> **Aufgabe A**
Such in den Einträgen jede Zeile heraus, in der die Zeichenfolge "bust" vorkommt, und schreib diese Zeilen ab. Dabei kommt es auf Groß- und Kleinschreibung an.

> **Textauszug**
-----
Er stehe in Kontakt mit seiner Mutter, auch mit seinen Schwestern, aber mit diesen seltener. Seine Mutter lebe inXXXX, der letzte persönliche Kontakt mit seinem Vater sei gewesen, als er ihn bei der Grenzkontrolle angerufen habe. Sein Onkel väterlicherseits unterstütze seine Mutter und seine Geschwister. Lebenszeichen von seinem Vater habe er keine erhalten. Die Taliban hätten gesagt, dass er bei ihnen eingesperrt und am Leben sie. Er habe Beweise verlangt, aber die Taliban hätten nur gesagt, wenn sie das sagen würden, dann stimme das. Über den Verbleib des Mitarbeiters seines Vaters wisse er nichts, er sei überzeugt, dass ihm nichts passiert sei, da er Mitglied der Taliban sei.
-----
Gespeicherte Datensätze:
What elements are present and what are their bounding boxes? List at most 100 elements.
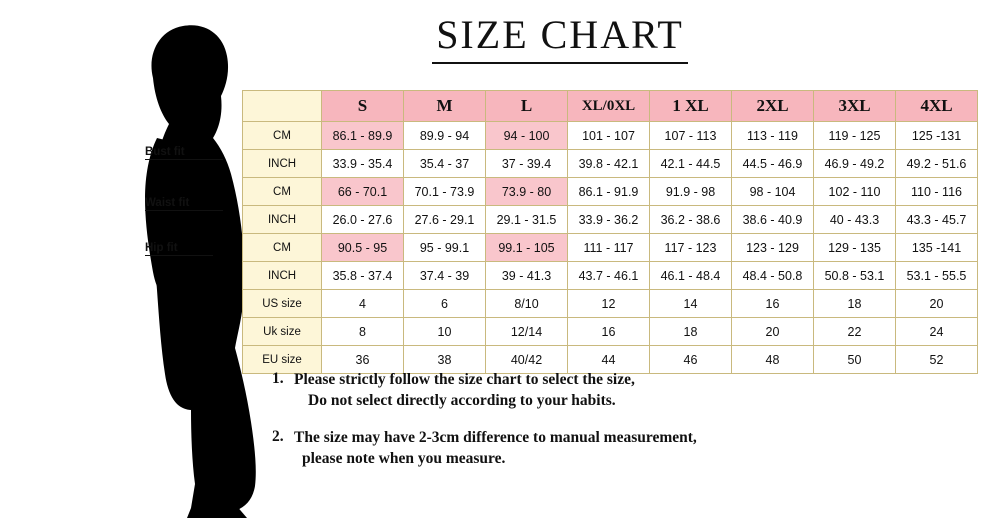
cell: 38.6 - 40.9	[731, 205, 814, 234]
cell: 44	[567, 345, 650, 374]
note-body: Please strictly follow the size chart to…	[294, 370, 635, 412]
cell: 49.2 - 51.6	[895, 149, 978, 178]
cell: 99.1 - 105	[485, 233, 568, 262]
cell: 48	[731, 345, 814, 374]
table-row: EU size 36 38 40/42 44 46 48 50 52	[242, 345, 978, 374]
cell: 46.9 - 49.2	[813, 149, 896, 178]
table-row: INCH 35.8 - 37.4 37.4 - 39 39 - 41.3 43.…	[242, 261, 978, 290]
cell: 46	[649, 345, 732, 374]
row-label: Uk size	[242, 317, 322, 346]
cell: 20	[731, 317, 814, 346]
size-chart-table-wrap: S M L XL/0XL 1 XL 2XL 3XL 4XL CM 86.1 - …	[242, 90, 978, 374]
cell: 24	[895, 317, 978, 346]
column-header-xl-0xl: XL/0XL	[567, 90, 650, 122]
cell: 20	[895, 289, 978, 318]
note-line-2: please note when you measure.	[302, 449, 506, 467]
cell: 43.7 - 46.1	[567, 261, 650, 290]
cell: 102 - 110	[813, 177, 896, 206]
table-corner-cell	[242, 90, 322, 122]
cell: 12	[567, 289, 650, 318]
row-label: INCH	[242, 261, 322, 290]
cell: 26.0 - 27.6	[321, 205, 404, 234]
cell: 39 - 41.3	[485, 261, 568, 290]
cell: 16	[731, 289, 814, 318]
cell: 52	[895, 345, 978, 374]
note-item: 1. Please strictly follow the size chart…	[272, 370, 972, 412]
table-row: CM 90.5 - 95 95 - 99.1 99.1 - 105 111 - …	[242, 233, 978, 262]
note-item: 2. The size may have 2-3cm difference to…	[272, 428, 972, 470]
table-body: CM 86.1 - 89.9 89.9 - 94 94 - 100 101 - …	[242, 121, 978, 374]
column-header-4xl: 4XL	[895, 90, 978, 122]
cell: 36.2 - 38.6	[649, 205, 732, 234]
size-chart-table: S M L XL/0XL 1 XL 2XL 3XL 4XL CM 86.1 - …	[242, 90, 978, 374]
waist-fit-label: Waist fit	[145, 197, 223, 211]
bust-fit-text: Bust fit	[145, 146, 185, 158]
cell: 123 - 129	[731, 233, 814, 262]
waist-fit-leader-line	[145, 210, 223, 211]
column-header-m: M	[403, 90, 486, 122]
cell: 40/42	[485, 345, 568, 374]
cell: 129 - 135	[813, 233, 896, 262]
row-label: US size	[242, 289, 322, 318]
cell: 8	[321, 317, 404, 346]
cell: 53.1 - 55.5	[895, 261, 978, 290]
bust-fit-label: Bust fit	[145, 146, 223, 160]
table-header-row: S M L XL/0XL 1 XL 2XL 3XL 4XL	[242, 90, 978, 122]
cell: 119 - 125	[813, 121, 896, 150]
cell: 29.1 - 31.5	[485, 205, 568, 234]
cell: 46.1 - 48.4	[649, 261, 732, 290]
cell: 98 - 104	[731, 177, 814, 206]
cell: 38	[403, 345, 486, 374]
cell: 33.9 - 36.2	[567, 205, 650, 234]
cell: 22	[813, 317, 896, 346]
column-header-3xl: 3XL	[813, 90, 896, 122]
cell: 95 - 99.1	[403, 233, 486, 262]
waist-fit-text: Waist fit	[145, 197, 190, 209]
cell: 27.6 - 29.1	[403, 205, 486, 234]
column-header-1xl: 1 XL	[649, 90, 732, 122]
cell: 37.4 - 39	[403, 261, 486, 290]
cell: 113 - 119	[731, 121, 814, 150]
cell: 40 - 43.3	[813, 205, 896, 234]
cell: 6	[403, 289, 486, 318]
row-label: CM	[242, 177, 322, 206]
cell: 18	[649, 317, 732, 346]
row-label: INCH	[242, 149, 322, 178]
cell: 110 - 116	[895, 177, 978, 206]
title-underline	[432, 62, 688, 64]
cell: 33.9 - 35.4	[321, 149, 404, 178]
note-line-1: The size may have 2-3cm difference to ma…	[294, 428, 697, 446]
cell: 14	[649, 289, 732, 318]
cell: 10	[403, 317, 486, 346]
table-row: US size 4 6 8/10 12 14 16 18 20	[242, 289, 978, 318]
note-number: 1.	[272, 370, 284, 387]
cell: 91.9 - 98	[649, 177, 732, 206]
cell: 107 - 113	[649, 121, 732, 150]
cell: 8/10	[485, 289, 568, 318]
note-line-1: Please strictly follow the size chart to…	[294, 371, 635, 388]
cell: 18	[813, 289, 896, 318]
cell: 39.8 - 42.1	[567, 149, 650, 178]
cell: 37 - 39.4	[485, 149, 568, 178]
notes-section: 1. Please strictly follow the size chart…	[272, 370, 972, 486]
hip-fit-leader-line	[145, 255, 213, 256]
note-line-2: Do not select directly according to your…	[308, 391, 616, 409]
row-label: CM	[242, 121, 322, 150]
cell: 43.3 - 45.7	[895, 205, 978, 234]
cell: 86.1 - 91.9	[567, 177, 650, 206]
cell: 73.9 - 80	[485, 177, 568, 206]
table-row: CM 86.1 - 89.9 89.9 - 94 94 - 100 101 - …	[242, 121, 978, 150]
note-number: 2.	[272, 427, 284, 445]
cell: 36	[321, 345, 404, 374]
row-label: CM	[242, 233, 322, 262]
cell: 111 - 117	[567, 233, 650, 262]
table-row: INCH 33.9 - 35.4 35.4 - 37 37 - 39.4 39.…	[242, 149, 978, 178]
table-row: CM 66 - 70.1 70.1 - 73.9 73.9 - 80 86.1 …	[242, 177, 978, 206]
cell: 125 -131	[895, 121, 978, 150]
cell: 70.1 - 73.9	[403, 177, 486, 206]
cell: 35.8 - 37.4	[321, 261, 404, 290]
cell: 35.4 - 37	[403, 149, 486, 178]
cell: 42.1 - 44.5	[649, 149, 732, 178]
column-header-2xl: 2XL	[731, 90, 814, 122]
column-header-s: S	[321, 90, 404, 122]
-----
> **Aufgabe B**
Beantworte diese Fragen zum Textauszug:
(i) Wer unterstützt seine Mutter und seine Geschwister?
(ii) Wann war der letzte persönliche Kontakt mit seinem Vater?
(iii) Was haben die Taliban gesagt, als er Beweise verlangt hat?

> **Lösung A**
bust-fit-text: Bust fit	[145, 146, 185, 158]
bust-fit-label: Bust fit	[145, 146, 223, 160]

> **Lösung B**
(i) Sein Onkel väterlicherseits.
(ii) Als er ihn bei der Grenzkontrolle angerufen hat.
(iii) Wenn sie das sagen würden, dann stimme das.